>> Start SOURCE DOCUMENT
Now, if all cycles of \(\sigma\) are mixed then we have \(n_1=n_2\). And for any vertex \(v\in V\), \(d_G(v)+d_G(\sigma (v))=n_1=n_2\). That is, \(2s=n_1=n_2\). Hence, both \(n_1\) and \(n_2\) are even.

Conversely, suppose \(n_1, n_2\) are even and \(n_1=n_2\). Let \(n_1=n_2=n\). To prove the converse, we construct a regular \(2\)-psc \(G(V_1,V_2)\) such that \(|V_1|=|V_2|=n\), where \(n\) is even. Let \(V_1=\{u_1,u_2,\cdots, u_n\}\), \(V_2=\{v_1,v_2,\cdots, v_n\}\) and \(V=V_1\cup V_2\). Let \(E=\{(u_iv_j)~|~i+j\equiv 0 ~\rm {or}~ 2 \pmod 4\}\) be the edge set of \(G\). That is, \((u_i v_j)\) is an edge if and only if \(i\) and \(j\) have the same parity. Clearly, \(d(u_i)=d(v_i)=\frac{n}{2},~~ i=1,2,\cdots, n\). Hence, \(G\) is regular. Let \(\sigma:V\rightarrow V\) be defined as \(\sigma(u_i)=u_{i+1}, i=1,2, 3,\cdots, n-1\), \(\sigma(u_n)=u_1,\) and \(\sigma(v_j)=v_j, j=1,2,3,\cdots n\). Observe that, for \(i=1,2,\cdots, n-1\) and \(j=1, 2, \cdots n\), if \((u_iv_j)\) is an edge in \(G\) then \(\sigma(u_iv_j)=(u_{i+1}v_{j} )\) is not an edge in \(G\), since \(i+1+j\equiv 1~\rm {or} ~3 \pmod 4\). Moreover, if \((u_nv_j)\) is an edge in \(G\) then \(j\) must be even and hence \(\sigma(u_nv_j)=(u_1v_j)\) is not an edge in \(G\). Hence, \(G\) is self-complementary with its complementing permutation \(\sigma\). ◻

In the next theorem, we prove the existence of a quasi-regular \(2\)-psc (i.e. quasi-regular bipartite self-complementary graph).

Theorem 2.15. There exists a quasi-regular \(2\)-psc \(G(V_1, V_2)\) if and only if either

(i) \(n_1\) and \(n_2\) differ by \(1\); or

(ii) both \(n_1\) and \(n_2\) are even and differ by \(2\).
>> End SOURCE DOCUMENT
>> Start INFORMATION SUPPLIED
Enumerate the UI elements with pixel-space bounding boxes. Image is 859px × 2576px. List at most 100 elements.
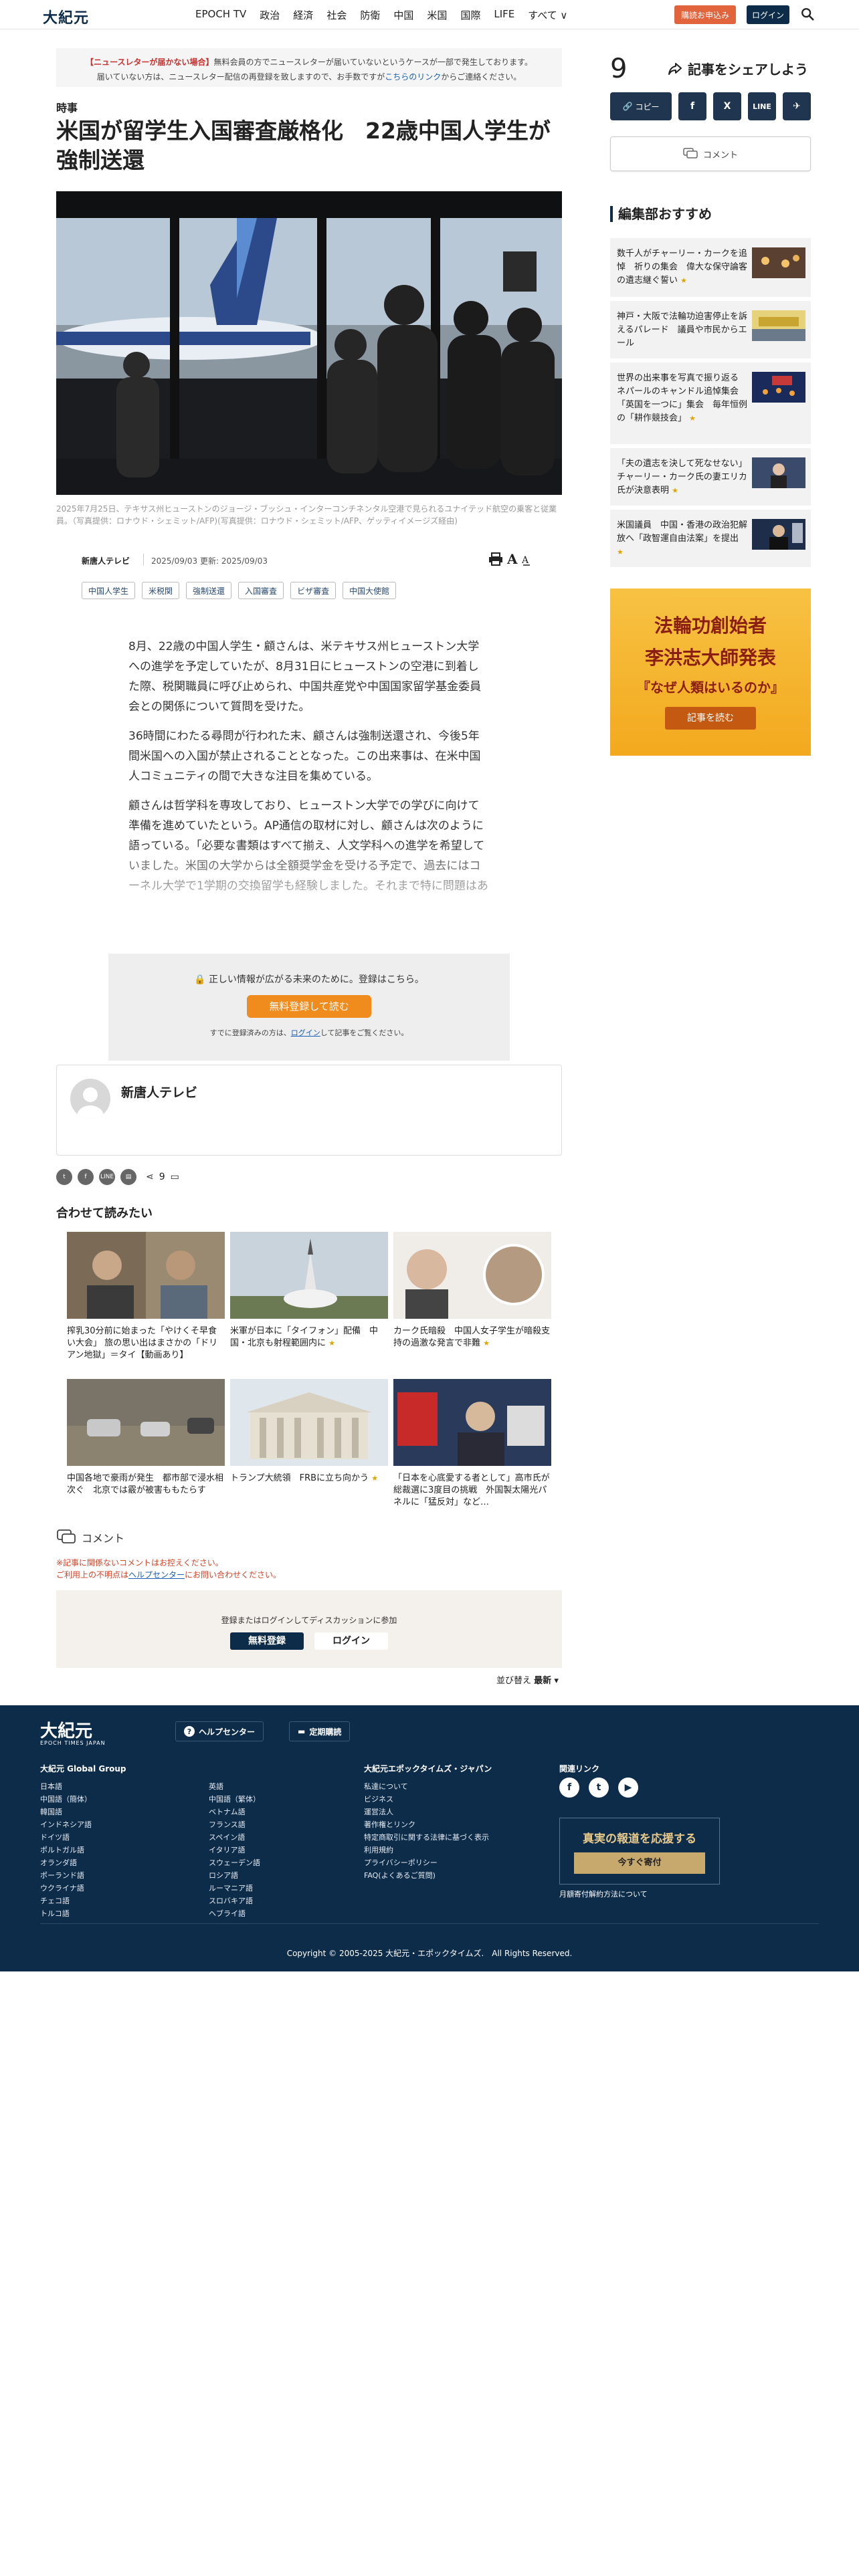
>> End INFORMATION SUPPLIED
● PROBLEM TO WORK ON
Take the excerpt on self-complementary bipartite graphs further, picking up right after its final sentence, the statement of Theorem 2.15.

● WRITTEN RESPONSE
Proof. Suppose that there exists a quasi-regular \(2\)-psc \(G(V_1,V_2)\) with \(|V_1|=n_1,\) and \(|V_2|=n_2\) with \(V=V_1\cup V_2\). Suppose for any vertex \(u\in V\), \(d(u)=s\) or \(s-1\). Let \(\sigma\) be its corresponding complementing permutation.

Suppose all cycles of \(\sigma\) are pure. Then from the Remark 2.10, for any vertex \(u\in V_1\), we have \[d_G(u)+d_G(\sigma(u))=n_2.\label{qpsc} \tag{1}\] And for any vertex \(v\in V_2\), we have \[d_G(v)+d_G(\sigma(v))=n_1.\label{qpsc2} \tag{2}\] From Result 2.3, at least one of \(n_1\) or \(n_2\) is even. Suppose \(n_1\) is odd and \(n_2\) is even.

Since \(G(V_1,V_2)\) is quasi-regular, from Eq. (1) we get, either \(s+s=n_2\) or \(s+(s-1)=n_2\) or \((s-1)+(s-1)=n_2\). That is, \(2s=n_2\) or \(2s-1=n_2\) or \(2s-2=n_2\). Since \(n_2\) is even, we get \(2s=n_2\) or \(2s-2=n_2\). Similarly, from Eq. (2), we get \(s+s=n_1\) or \(s+(s-1)=n_1\) or \((s-1)+(s-1)=n_1\). That is, \(2s=n_1\) or \(2s_1-1=n_1\) or \(2s-2=n_1\). Since \(n_1\) is odd, we get \(2s-1=n_1\). Therefore, we get \(2s=n_2\) or \(2s-2=n_2\) and \(2s-1=n_1\). That is, \(n_2=2s, n_1=2s-1\) or \(n_2=2s-2, n_1=2s-1\). This implies \(n_1=n_2-1\) or \(n_1=n_2+1\). This implies \(n_1\) and \(n_2\) differ by 1.

Now suppose \(n_1\) and \(n_2\) both are even. Then by the similar argument as above from Eqs. (1) and (2), we get \(2s=n_2\) or \(2s-2=n_2\) and \(2s=n_1\) or \(2s-2=n_1\). This implies \(2s=n_2, 2s-2=n_1\) or \(2s=n_1, 2s-2=n_2\). As \(G\) is quasi-regular \(2s=n_1=n_2\) or \(2s-2=n_1=n_2\) is not possible. This implies that \(n_1\) and \(n_2\) differ by 2.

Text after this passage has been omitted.